:: RECORDS FOR THE TASK
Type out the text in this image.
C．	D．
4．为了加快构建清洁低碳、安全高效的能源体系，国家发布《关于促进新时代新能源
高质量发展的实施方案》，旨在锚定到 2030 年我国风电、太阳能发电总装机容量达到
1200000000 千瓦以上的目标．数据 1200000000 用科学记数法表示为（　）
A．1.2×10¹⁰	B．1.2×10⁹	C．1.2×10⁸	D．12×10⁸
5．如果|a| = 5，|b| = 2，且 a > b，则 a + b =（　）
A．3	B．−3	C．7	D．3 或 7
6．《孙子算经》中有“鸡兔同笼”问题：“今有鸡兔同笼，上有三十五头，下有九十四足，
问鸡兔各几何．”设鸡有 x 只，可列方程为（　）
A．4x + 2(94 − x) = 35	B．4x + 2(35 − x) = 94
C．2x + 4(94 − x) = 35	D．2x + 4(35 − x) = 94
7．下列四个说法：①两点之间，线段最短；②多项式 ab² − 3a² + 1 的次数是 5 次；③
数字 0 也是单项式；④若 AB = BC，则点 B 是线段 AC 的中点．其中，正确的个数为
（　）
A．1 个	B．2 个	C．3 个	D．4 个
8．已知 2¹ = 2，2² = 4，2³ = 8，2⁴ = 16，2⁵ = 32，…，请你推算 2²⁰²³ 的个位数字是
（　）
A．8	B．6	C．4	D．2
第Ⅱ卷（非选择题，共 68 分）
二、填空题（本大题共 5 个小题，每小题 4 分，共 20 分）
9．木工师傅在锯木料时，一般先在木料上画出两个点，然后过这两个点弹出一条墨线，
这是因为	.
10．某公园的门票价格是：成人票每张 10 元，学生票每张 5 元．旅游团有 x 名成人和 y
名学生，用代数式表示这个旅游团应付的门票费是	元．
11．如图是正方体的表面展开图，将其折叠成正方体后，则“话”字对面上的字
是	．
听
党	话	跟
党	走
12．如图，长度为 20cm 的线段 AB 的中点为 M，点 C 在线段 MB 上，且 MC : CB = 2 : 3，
::::
INSTRUCTIONS FOR THE TASK
Would you copy out each line exactly as written?

EXERCISE RESPONSE
Type out the text in this image.
C．	D．
4．为了加快构建清洁低碳、安全高效的能源体系，国家发布《关于促进新时代新能源
高质量发展的实施方案》，旨在锚定到 2030 年我国风电、太阳能发电总装机容量达到
1200000000 千瓦以上的目标．数据 1200000000 用科学记数法表示为（　）
A．1.2×10¹⁰	B．1.2×10⁹	C．1.2×10⁸	D．12×10⁸
5．如果|a| = 5，|b| = 2，且 a > b，则 a + b =（　）
A．3	B．−3	C．7	D．3 或 7
6．《孙子算经》中有“鸡兔同笼”问题：“今有鸡兔同笼，上有三十五头，下有九十四足，
问鸡兔各几何．”设鸡有 x 只，可列方程为（　）
A．4x + 2(94 − x) = 35	B．4x + 2(35 − x) = 94
C．2x + 4(94 − x) = 35	D．2x + 4(35 − x) = 94
7．下列四个说法：①两点之间，线段最短；②多项式 ab² − 3a² + 1 的次数是 5 次；③
数字 0 也是单项式；④若 AB = BC，则点 B 是线段 AC 的中点．其中，正确的个数为
（　）
A．1 个	B．2 个	C．3 个	D．4 个
8．已知 2¹ = 2，2² = 4，2³ = 8，2⁴ = 16，2⁵ = 32，…，请你推算 2²⁰²³ 的个位数字是
（　）
A．8	B．6	C．4	D．2
第Ⅱ卷（非选择题，共 68 分）
二、填空题（本大题共 5 个小题，每小题 4 分，共 20 分）
9．木工师傅在锯木料时，一般先在木料上画出两个点，然后过这两个点弹出一条墨线，
这是因为	.
10．某公园的门票价格是：成人票每张 10 元，学生票每张 5 元．旅游团有 x 名成人和 y
名学生，用代数式表示这个旅游团应付的门票费是	元．
11．如图是正方体的表面展开图，将其折叠成正方体后，则“话”字对面上的字
是	．
听
党	话	跟
党	走
12．如图，长度为 20cm 的线段 AB 的中点为 M，点 C 在线段 MB 上，且 MC : CB = 2 : 3，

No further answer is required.